+++ STORED DATA +++
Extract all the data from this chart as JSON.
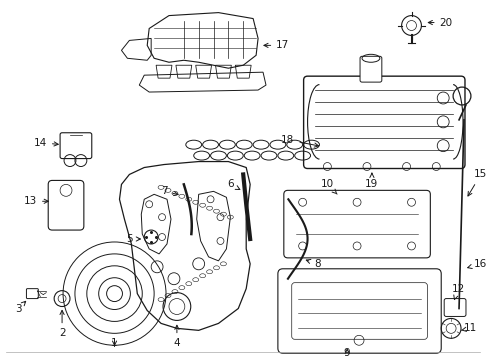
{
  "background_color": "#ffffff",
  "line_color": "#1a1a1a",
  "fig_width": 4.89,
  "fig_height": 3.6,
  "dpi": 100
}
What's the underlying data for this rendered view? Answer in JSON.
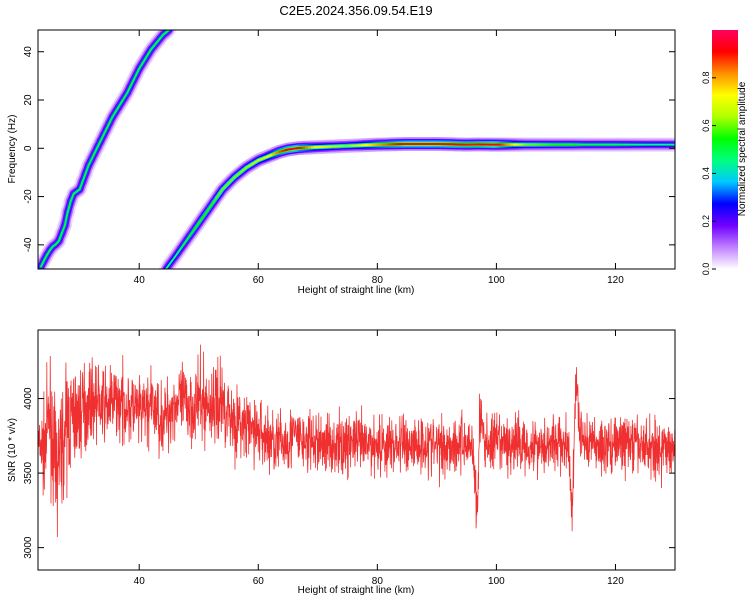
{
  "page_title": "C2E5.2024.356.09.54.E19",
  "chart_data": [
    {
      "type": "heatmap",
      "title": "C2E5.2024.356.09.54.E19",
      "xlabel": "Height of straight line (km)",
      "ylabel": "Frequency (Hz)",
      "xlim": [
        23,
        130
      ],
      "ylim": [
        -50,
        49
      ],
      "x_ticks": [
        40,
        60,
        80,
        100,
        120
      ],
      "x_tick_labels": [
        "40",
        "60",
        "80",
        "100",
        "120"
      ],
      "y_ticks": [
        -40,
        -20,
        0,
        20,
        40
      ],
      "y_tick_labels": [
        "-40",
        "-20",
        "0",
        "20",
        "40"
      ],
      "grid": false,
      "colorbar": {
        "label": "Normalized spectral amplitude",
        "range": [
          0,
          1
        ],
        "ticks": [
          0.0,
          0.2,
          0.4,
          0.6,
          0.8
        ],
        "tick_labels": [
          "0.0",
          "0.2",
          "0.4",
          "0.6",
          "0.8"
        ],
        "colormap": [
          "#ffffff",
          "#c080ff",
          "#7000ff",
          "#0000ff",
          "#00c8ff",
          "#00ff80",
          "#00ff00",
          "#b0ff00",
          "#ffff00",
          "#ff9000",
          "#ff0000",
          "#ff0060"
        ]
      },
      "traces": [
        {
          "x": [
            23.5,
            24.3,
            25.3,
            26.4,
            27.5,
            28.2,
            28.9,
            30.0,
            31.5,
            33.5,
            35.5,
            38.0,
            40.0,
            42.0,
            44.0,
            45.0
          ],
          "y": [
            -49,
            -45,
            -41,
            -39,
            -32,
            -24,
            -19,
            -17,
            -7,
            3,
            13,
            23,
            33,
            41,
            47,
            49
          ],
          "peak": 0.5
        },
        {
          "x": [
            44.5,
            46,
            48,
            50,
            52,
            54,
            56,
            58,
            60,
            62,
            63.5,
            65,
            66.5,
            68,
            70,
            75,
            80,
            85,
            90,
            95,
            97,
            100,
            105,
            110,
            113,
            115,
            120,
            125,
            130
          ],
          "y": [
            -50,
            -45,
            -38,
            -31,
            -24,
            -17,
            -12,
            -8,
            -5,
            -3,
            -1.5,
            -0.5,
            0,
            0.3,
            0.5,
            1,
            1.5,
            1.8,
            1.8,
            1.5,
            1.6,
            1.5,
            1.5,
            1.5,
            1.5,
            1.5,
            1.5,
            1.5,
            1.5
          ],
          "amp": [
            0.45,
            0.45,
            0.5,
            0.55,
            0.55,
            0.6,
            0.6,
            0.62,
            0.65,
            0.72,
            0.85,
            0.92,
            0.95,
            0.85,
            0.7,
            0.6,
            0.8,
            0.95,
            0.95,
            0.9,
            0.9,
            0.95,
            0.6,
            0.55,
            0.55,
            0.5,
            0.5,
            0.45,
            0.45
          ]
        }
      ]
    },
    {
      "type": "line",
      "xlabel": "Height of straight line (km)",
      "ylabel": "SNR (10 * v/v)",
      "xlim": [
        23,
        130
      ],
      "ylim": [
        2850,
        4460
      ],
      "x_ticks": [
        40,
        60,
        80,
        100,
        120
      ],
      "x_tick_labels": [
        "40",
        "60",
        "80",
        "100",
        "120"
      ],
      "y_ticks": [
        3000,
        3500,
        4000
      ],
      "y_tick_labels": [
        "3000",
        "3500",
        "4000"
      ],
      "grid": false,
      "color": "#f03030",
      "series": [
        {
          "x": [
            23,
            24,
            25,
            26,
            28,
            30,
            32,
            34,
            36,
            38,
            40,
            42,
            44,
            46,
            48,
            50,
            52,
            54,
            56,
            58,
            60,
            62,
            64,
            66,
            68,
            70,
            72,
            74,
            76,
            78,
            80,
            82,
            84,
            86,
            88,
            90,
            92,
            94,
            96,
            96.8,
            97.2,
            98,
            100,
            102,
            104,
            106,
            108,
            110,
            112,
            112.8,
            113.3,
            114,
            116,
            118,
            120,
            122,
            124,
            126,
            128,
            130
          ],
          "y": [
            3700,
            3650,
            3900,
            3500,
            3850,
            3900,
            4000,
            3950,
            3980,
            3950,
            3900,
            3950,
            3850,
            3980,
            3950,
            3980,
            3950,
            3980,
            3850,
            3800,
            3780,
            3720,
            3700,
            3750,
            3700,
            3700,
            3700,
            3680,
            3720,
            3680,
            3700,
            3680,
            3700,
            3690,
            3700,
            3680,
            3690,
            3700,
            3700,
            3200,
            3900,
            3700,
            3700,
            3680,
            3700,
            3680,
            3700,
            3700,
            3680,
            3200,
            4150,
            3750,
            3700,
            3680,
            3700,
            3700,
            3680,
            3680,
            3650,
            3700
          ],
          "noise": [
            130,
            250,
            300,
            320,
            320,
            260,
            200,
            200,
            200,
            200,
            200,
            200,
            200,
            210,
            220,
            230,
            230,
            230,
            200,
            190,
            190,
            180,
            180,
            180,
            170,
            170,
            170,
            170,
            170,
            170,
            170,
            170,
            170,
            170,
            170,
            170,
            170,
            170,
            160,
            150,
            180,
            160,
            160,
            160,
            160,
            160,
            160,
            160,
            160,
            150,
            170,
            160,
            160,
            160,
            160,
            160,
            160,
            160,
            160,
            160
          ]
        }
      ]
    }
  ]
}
+++
EXERCISE PROMPT:
Strip out the pictures and quote the remaining data word for word.

SOLUTION TO THIS PROBLEM:
Extract all the data from this chart as JSON.
{
  "background_color": "#ffffff",
  "line_color": "#1a1a1a",
  "fig_width": 4.89,
  "fig_height": 3.6,
  "dpi": 100
}
What's the underlying data for this rendered view? Answer in JSON.
{
  "page_title": "C2E5.2024.356.09.54.E19",
  "chart_data": [
    {
      "type": "heatmap",
      "title": "C2E5.2024.356.09.54.E19",
      "xlabel": "Height of straight line (km)",
      "ylabel": "Frequency (Hz)",
      "xlim": [
        23,
        130
      ],
      "ylim": [
        -50,
        49
      ],
      "x_ticks": [
        40,
        60,
        80,
        100,
        120
      ],
      "x_tick_labels": [
        "40",
        "60",
        "80",
        "100",
        "120"
      ],
      "y_ticks": [
        -40,
        -20,
        0,
        20,
        40
      ],
      "y_tick_labels": [
        "-40",
        "-20",
        "0",
        "20",
        "40"
      ],
      "grid": false,
      "colorbar": {
        "label": "Normalized spectral amplitude",
        "range": [
          0,
          1
        ],
        "ticks": [
          0.0,
          0.2,
          0.4,
          0.6,
          0.8
        ],
        "tick_labels": [
          "0.0",
          "0.2",
          "0.4",
          "0.6",
          "0.8"
        ],
        "colormap": [
          "#ffffff",
          "#c080ff",
          "#7000ff",
          "#0000ff",
          "#00c8ff",
          "#00ff80",
          "#00ff00",
          "#b0ff00",
          "#ffff00",
          "#ff9000",
          "#ff0000",
          "#ff0060"
        ]
      },
      "traces": [
        {
          "x": [
            23.5,
            24.3,
            25.3,
            26.4,
            27.5,
            28.2,
            28.9,
            30.0,
            31.5,
            33.5,
            35.5,
            38.0,
            40.0,
            42.0,
            44.0,
            45.0
          ],
          "y": [
            -49,
            -45,
            -41,
            -39,
            -32,
            -24,
            -19,
            -17,
            -7,
            3,
            13,
            23,
            33,
            41,
            47,
            49
          ],
          "peak": 0.5
        },
        {
          "x": [
            44.5,
            46,
            48,
            50,
            52,
            54,
            56,
            58,
            60,
            62,
            63.5,
            65,
            66.5,
            68,
            70,
            75,
            80,
            85,
            90,
            95,
            97,
            100,
            105,
            110,
            113,
            115,
            120,
            125,
            130
          ],
          "y": [
            -50,
            -45,
            -38,
            -31,
            -24,
            -17,
            -12,
            -8,
            -5,
            -3,
            -1.5,
            -0.5,
            0,
            0.3,
            0.5,
            1,
            1.5,
            1.8,
            1.8,
            1.5,
            1.6,
            1.5,
            1.5,
            1.5,
            1.5,
            1.5,
            1.5,
            1.5,
            1.5
          ],
          "amp": [
            0.45,
            0.45,
            0.5,
            0.55,
            0.55,
            0.6,
            0.6,
            0.62,
            0.65,
            0.72,
            0.85,
            0.92,
            0.95,
            0.85,
            0.7,
            0.6,
            0.8,
            0.95,
            0.95,
            0.9,
            0.9,
            0.95,
            0.6,
            0.55,
            0.55,
            0.5,
            0.5,
            0.45,
            0.45
          ]
        }
      ]
    },
    {
      "type": "line",
      "xlabel": "Height of straight line (km)",
      "ylabel": "SNR (10 * v/v)",
      "xlim": [
        23,
        130
      ],
      "ylim": [
        2850,
        4460
      ],
      "x_ticks": [
        40,
        60,
        80,
        100,
        120
      ],
      "x_tick_labels": [
        "40",
        "60",
        "80",
        "100",
        "120"
      ],
      "y_ticks": [
        3000,
        3500,
        4000
      ],
      "y_tick_labels": [
        "3000",
        "3500",
        "4000"
      ],
      "grid": false,
      "color": "#f03030",
      "series": [
        {
          "x": [
            23,
            24,
            25,
            26,
            28,
            30,
            32,
            34,
            36,
            38,
            40,
            42,
            44,
            46,
            48,
            50,
            52,
            54,
            56,
            58,
            60,
            62,
            64,
            66,
            68,
            70,
            72,
            74,
            76,
            78,
            80,
            82,
            84,
            86,
            88,
            90,
            92,
            94,
            96,
            96.8,
            97.2,
            98,
            100,
            102,
            104,
            106,
            108,
            110,
            112,
            112.8,
            113.3,
            114,
            116,
            118,
            120,
            122,
            124,
            126,
            128,
            130
          ],
          "y": [
            3700,
            3650,
            3900,
            3500,
            3850,
            3900,
            4000,
            3950,
            3980,
            3950,
            3900,
            3950,
            3850,
            3980,
            3950,
            3980,
            3950,
            3980,
            3850,
            3800,
            3780,
            3720,
            3700,
            3750,
            3700,
            3700,
            3700,
            3680,
            3720,
            3680,
            3700,
            3680,
            3700,
            3690,
            3700,
            3680,
            3690,
            3700,
            3700,
            3200,
            3900,
            3700,
            3700,
            3680,
            3700,
            3680,
            3700,
            3700,
            3680,
            3200,
            4150,
            3750,
            3700,
            3680,
            3700,
            3700,
            3680,
            3680,
            3650,
            3700
          ],
          "noise": [
            130,
            250,
            300,
            320,
            320,
            260,
            200,
            200,
            200,
            200,
            200,
            200,
            200,
            210,
            220,
            230,
            230,
            230,
            200,
            190,
            190,
            180,
            180,
            180,
            170,
            170,
            170,
            170,
            170,
            170,
            170,
            170,
            170,
            170,
            170,
            170,
            170,
            170,
            160,
            150,
            180,
            160,
            160,
            160,
            160,
            160,
            160,
            160,
            160,
            150,
            170,
            160,
            160,
            160,
            160,
            160,
            160,
            160,
            160,
            160
          ]
        }
      ]
    }
  ]
}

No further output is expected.